THE REQUEST
Output the material beneath exactly, leaving nothing out.

[Data records]
- - - - -

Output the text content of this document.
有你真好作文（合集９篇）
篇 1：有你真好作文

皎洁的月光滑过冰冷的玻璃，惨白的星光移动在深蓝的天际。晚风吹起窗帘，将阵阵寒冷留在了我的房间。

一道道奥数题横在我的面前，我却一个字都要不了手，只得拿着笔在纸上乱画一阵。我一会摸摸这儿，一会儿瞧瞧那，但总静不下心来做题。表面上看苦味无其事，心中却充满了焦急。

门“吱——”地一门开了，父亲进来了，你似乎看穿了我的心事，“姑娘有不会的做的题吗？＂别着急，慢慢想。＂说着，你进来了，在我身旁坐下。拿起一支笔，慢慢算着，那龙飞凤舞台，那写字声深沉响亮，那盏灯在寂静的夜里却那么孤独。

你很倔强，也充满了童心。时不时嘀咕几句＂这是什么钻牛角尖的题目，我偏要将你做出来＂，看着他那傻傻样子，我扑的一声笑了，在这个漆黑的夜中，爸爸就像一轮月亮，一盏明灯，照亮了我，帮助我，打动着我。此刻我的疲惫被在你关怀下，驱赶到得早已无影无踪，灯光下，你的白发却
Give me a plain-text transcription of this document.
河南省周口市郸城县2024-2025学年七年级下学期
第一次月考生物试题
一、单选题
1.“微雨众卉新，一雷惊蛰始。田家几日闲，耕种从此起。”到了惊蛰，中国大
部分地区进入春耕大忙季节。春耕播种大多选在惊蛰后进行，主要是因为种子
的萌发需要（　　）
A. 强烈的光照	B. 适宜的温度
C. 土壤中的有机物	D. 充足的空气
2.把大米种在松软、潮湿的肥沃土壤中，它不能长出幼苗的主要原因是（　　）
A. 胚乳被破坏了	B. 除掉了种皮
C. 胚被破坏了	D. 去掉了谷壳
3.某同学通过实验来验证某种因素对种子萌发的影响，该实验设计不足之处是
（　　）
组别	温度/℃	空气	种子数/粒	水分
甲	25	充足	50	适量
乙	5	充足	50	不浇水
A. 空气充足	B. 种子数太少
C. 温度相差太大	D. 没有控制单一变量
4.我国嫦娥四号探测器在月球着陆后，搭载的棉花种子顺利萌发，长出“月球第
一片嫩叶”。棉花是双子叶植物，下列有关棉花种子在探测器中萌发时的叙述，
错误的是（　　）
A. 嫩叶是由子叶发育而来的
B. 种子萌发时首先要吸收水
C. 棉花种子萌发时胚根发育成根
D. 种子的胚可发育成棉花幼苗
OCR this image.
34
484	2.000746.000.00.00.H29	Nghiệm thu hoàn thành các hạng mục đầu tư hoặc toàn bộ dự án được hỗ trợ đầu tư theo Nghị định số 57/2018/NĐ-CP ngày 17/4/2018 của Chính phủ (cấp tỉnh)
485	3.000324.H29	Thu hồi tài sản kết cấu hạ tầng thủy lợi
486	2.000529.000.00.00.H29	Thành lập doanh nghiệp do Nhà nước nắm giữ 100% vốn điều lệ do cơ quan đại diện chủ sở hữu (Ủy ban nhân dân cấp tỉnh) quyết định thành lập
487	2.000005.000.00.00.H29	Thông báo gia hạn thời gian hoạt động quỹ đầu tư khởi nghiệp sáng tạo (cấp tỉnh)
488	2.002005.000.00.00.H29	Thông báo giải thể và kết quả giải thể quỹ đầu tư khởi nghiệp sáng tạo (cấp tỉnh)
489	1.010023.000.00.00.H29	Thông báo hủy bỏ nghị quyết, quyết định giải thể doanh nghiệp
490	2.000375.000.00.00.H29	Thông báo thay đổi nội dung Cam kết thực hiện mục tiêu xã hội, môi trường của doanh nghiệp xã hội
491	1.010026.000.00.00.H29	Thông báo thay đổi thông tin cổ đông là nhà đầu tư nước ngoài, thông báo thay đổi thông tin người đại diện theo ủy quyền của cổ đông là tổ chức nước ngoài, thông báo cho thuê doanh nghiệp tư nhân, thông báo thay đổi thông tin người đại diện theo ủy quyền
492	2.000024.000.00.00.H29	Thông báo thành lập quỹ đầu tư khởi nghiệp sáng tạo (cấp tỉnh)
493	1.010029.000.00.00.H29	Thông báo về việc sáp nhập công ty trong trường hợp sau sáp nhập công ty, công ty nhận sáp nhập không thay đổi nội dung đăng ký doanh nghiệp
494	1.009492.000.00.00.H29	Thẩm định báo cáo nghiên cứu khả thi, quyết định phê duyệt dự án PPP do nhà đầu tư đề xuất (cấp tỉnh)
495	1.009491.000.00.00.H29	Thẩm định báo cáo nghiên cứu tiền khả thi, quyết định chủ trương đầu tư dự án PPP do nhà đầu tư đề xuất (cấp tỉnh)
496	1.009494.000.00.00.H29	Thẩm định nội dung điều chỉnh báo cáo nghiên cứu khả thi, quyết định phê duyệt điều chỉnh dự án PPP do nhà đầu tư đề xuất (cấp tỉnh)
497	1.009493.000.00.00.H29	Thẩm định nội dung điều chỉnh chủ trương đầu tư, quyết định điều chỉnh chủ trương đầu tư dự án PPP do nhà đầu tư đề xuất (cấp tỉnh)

- - - - -

FINAL RESULT
Output the text content of this document.
有你真好作文（合集９篇）
篇 1：有你真好作文

皎洁的月光滑过冰冷的玻璃，惨白的星光移动在深蓝的天际。晚风吹起窗帘，将阵阵寒冷留在了我的房间。

一道道奥数题横在我的面前，我却一个字都要不了手，只得拿着笔在纸上乱画一阵。我一会摸摸这儿，一会儿瞧瞧那，但总静不下心来做题。表面上看苦味无其事，心中却充满了焦急。

门“吱——”地一门开了，父亲进来了，你似乎看穿了我的心事，“姑娘有不会的做的题吗？＂别着急，慢慢想。＂说着，你进来了，在我身旁坐下。拿起一支笔，慢慢算着，那龙飞凤舞台，那写字声深沉响亮，那盏灯在寂静的夜里却那么孤独。

你很倔强，也充满了童心。时不时嘀咕几句＂这是什么钻牛角尖的题目，我偏要将你做出来＂，看着他那傻傻样子，我扑的一声笑了，在这个漆黑的夜中，爸爸就像一轮月亮，一盏明灯，照亮了我，帮助我，打动着我。此刻我的疲惫被在你关怀下，驱赶到得早已无影无踪，灯光下，你的白发却
Give me a plain-text transcription of this document.
河南省周口市郸城县2024-2025学年七年级下学期
第一次月考生物试题
一、单选题
1.“微雨众卉新，一雷惊蛰始。田家几日闲，耕种从此起。”到了惊蛰，中国大
部分地区进入春耕大忙季节。春耕播种大多选在惊蛰后进行，主要是因为种子
的萌发需要（　　）
A. 强烈的光照	B. 适宜的温度
C. 土壤中的有机物	D. 充足的空气
2.把大米种在松软、潮湿的肥沃土壤中，它不能长出幼苗的主要原因是（　　）
A. 胚乳被破坏了	B. 除掉了种皮
C. 胚被破坏了	D. 去掉了谷壳
3.某同学通过实验来验证某种因素对种子萌发的影响，该实验设计不足之处是
（　　）
组别	温度/℃	空气	种子数/粒	水分
甲	25	充足	50	适量
乙	5	充足	50	不浇水
A. 空气充足	B. 种子数太少
C. 温度相差太大	D. 没有控制单一变量
4.我国嫦娥四号探测器在月球着陆后，搭载的棉花种子顺利萌发，长出“月球第
一片嫩叶”。棉花是双子叶植物，下列有关棉花种子在探测器中萌发时的叙述，
错误的是（　　）
A. 嫩叶是由子叶发育而来的
B. 种子萌发时首先要吸收水
C. 棉花种子萌发时胚根发育成根
D. 种子的胚可发育成棉花幼苗
OCR this image.
34
484	2.000746.000.00.00.H29	Nghiệm thu hoàn thành các hạng mục đầu tư hoặc toàn bộ dự án được hỗ trợ đầu tư theo Nghị định số 57/2018/NĐ-CP ngày 17/4/2018 của Chính phủ (cấp tỉnh)
485	3.000324.H29	Thu hồi tài sản kết cấu hạ tầng thủy lợi
486	2.000529.000.00.00.H29	Thành lập doanh nghiệp do Nhà nước nắm giữ 100% vốn điều lệ do cơ quan đại diện chủ sở hữu (Ủy ban nhân dân cấp tỉnh) quyết định thành lập
487	2.000005.000.00.00.H29	Thông báo gia hạn thời gian hoạt động quỹ đầu tư khởi nghiệp sáng tạo (cấp tỉnh)
488	2.002005.000.00.00.H29	Thông báo giải thể và kết quả giải thể quỹ đầu tư khởi nghiệp sáng tạo (cấp tỉnh)
489	1.010023.000.00.00.H29	Thông báo hủy bỏ nghị quyết, quyết định giải thể doanh nghiệp
490	2.000375.000.00.00.H29	Thông báo thay đổi nội dung Cam kết thực hiện mục tiêu xã hội, môi trường của doanh nghiệp xã hội
491	1.010026.000.00.00.H29	Thông báo thay đổi thông tin cổ đông là nhà đầu tư nước ngoài, thông báo thay đổi thông tin người đại diện theo ủy quyền của cổ đông là tổ chức nước ngoài, thông báo cho thuê doanh nghiệp tư nhân, thông báo thay đổi thông tin người đại diện theo ủy quyền
492	2.000024.000.00.00.H29	Thông báo thành lập quỹ đầu tư khởi nghiệp sáng tạo (cấp tỉnh)
493	1.010029.000.00.00.H29	Thông báo về việc sáp nhập công ty trong trường hợp sau sáp nhập công ty, công ty nhận sáp nhập không thay đổi nội dung đăng ký doanh nghiệp
494	1.009492.000.00.00.H29	Thẩm định báo cáo nghiên cứu khả thi, quyết định phê duyệt dự án PPP do nhà đầu tư đề xuất (cấp tỉnh)
495	1.009491.000.00.00.H29	Thẩm định báo cáo nghiên cứu tiền khả thi, quyết định chủ trương đầu tư dự án PPP do nhà đầu tư đề xuất (cấp tỉnh)
496	1.009494.000.00.00.H29	Thẩm định nội dung điều chỉnh báo cáo nghiên cứu khả thi, quyết định phê duyệt điều chỉnh dự án PPP do nhà đầu tư đề xuất (cấp tỉnh)
497	1.009493.000.00.00.H29	Thẩm định nội dung điều chỉnh chủ trương đầu tư, quyết định điều chỉnh chủ trương đầu tư dự án PPP do nhà đầu tư đề xuất (cấp tỉnh)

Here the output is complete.